- [Request]: Across all the lines below, how many contain the string "VOCs"? Please reply with the number only.

Collection entries
============================================================

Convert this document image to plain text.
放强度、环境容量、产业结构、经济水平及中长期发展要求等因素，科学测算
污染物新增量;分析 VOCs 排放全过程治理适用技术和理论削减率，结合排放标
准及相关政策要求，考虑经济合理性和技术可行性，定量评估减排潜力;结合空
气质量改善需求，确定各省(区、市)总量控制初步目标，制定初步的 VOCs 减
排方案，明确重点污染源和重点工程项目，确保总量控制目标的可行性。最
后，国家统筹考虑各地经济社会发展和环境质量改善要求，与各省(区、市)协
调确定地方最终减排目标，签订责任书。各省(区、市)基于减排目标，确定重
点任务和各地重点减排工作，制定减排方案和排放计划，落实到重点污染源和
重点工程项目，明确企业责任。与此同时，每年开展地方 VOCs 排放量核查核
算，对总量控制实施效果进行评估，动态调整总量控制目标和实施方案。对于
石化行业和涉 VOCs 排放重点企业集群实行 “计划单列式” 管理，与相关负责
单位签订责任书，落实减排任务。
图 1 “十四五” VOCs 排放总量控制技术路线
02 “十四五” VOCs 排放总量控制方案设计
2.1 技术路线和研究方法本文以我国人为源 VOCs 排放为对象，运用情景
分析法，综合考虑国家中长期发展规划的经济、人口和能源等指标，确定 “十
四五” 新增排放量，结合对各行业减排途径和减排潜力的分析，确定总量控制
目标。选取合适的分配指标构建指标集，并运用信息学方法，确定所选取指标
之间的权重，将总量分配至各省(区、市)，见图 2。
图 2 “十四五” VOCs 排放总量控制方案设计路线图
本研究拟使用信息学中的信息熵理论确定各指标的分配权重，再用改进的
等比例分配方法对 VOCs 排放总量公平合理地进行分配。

============================================================

- [Output for this task]: 9